_EXERCISE OBJECTIVE_. Output the entries word for word. Omit images.

_RAW RECORDS_.
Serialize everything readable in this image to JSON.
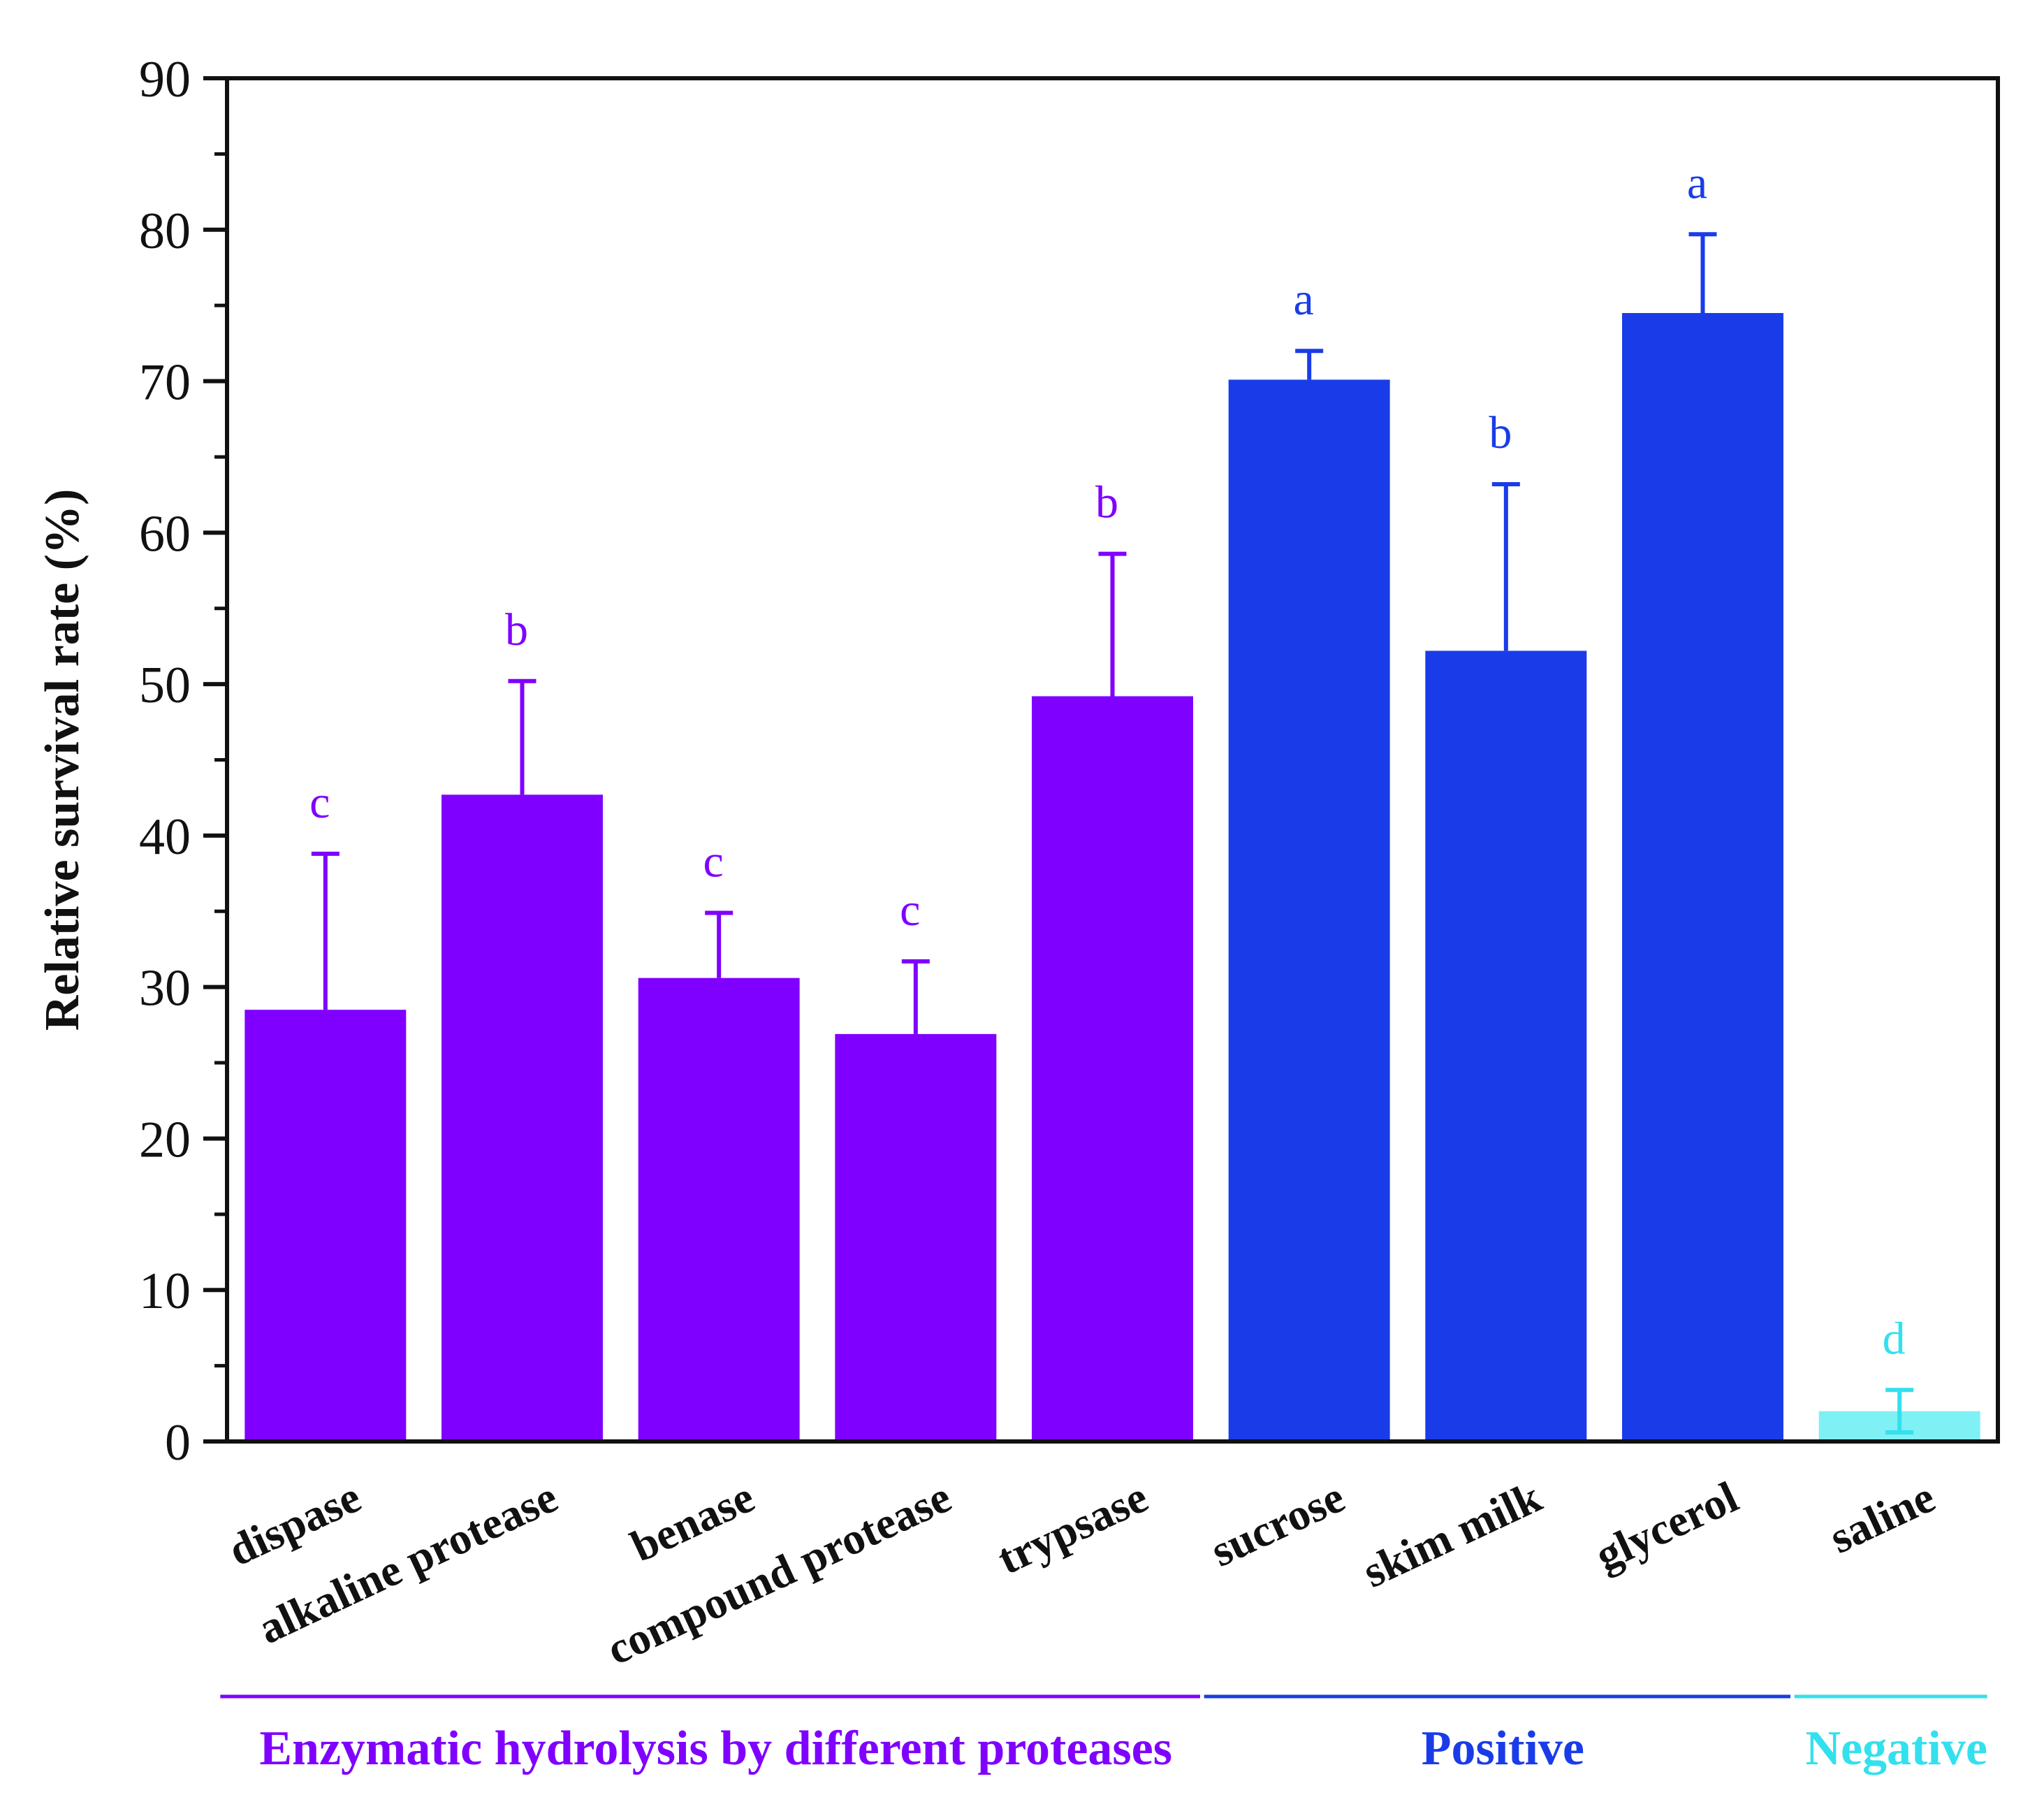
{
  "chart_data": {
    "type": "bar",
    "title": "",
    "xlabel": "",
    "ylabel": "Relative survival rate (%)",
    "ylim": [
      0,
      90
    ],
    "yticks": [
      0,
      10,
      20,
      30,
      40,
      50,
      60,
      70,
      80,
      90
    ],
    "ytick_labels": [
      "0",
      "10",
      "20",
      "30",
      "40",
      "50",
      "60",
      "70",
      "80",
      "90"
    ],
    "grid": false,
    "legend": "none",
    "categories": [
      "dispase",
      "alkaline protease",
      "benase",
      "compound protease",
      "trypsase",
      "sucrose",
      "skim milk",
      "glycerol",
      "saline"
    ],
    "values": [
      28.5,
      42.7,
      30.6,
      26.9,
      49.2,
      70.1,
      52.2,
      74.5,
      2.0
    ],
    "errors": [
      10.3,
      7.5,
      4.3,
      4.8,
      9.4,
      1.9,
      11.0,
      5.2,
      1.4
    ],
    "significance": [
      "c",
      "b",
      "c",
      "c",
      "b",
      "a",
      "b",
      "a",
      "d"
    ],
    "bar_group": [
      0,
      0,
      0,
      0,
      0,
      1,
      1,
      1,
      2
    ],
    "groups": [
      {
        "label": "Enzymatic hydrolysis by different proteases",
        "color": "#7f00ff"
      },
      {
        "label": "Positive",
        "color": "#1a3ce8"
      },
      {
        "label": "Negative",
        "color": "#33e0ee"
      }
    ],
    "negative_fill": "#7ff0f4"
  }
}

_FINISHED TASK_.
Serialize everything readable in this image to JSON.
{
  "chart_data": {
    "type": "bar",
    "title": "",
    "xlabel": "",
    "ylabel": "Relative survival rate (%)",
    "ylim": [
      0,
      90
    ],
    "yticks": [
      0,
      10,
      20,
      30,
      40,
      50,
      60,
      70,
      80,
      90
    ],
    "ytick_labels": [
      "0",
      "10",
      "20",
      "30",
      "40",
      "50",
      "60",
      "70",
      "80",
      "90"
    ],
    "grid": false,
    "legend": "none",
    "categories": [
      "dispase",
      "alkaline protease",
      "benase",
      "compound protease",
      "trypsase",
      "sucrose",
      "skim milk",
      "glycerol",
      "saline"
    ],
    "values": [
      28.5,
      42.7,
      30.6,
      26.9,
      49.2,
      70.1,
      52.2,
      74.5,
      2.0
    ],
    "errors": [
      10.3,
      7.5,
      4.3,
      4.8,
      9.4,
      1.9,
      11.0,
      5.2,
      1.4
    ],
    "significance": [
      "c",
      "b",
      "c",
      "c",
      "b",
      "a",
      "b",
      "a",
      "d"
    ],
    "bar_group": [
      0,
      0,
      0,
      0,
      0,
      1,
      1,
      1,
      2
    ],
    "groups": [
      {
        "label": "Enzymatic hydrolysis by different proteases",
        "color": "#7f00ff"
      },
      {
        "label": "Positive",
        "color": "#1a3ce8"
      },
      {
        "label": "Negative",
        "color": "#33e0ee"
      }
    ],
    "negative_fill": "#7ff0f4"
  }
}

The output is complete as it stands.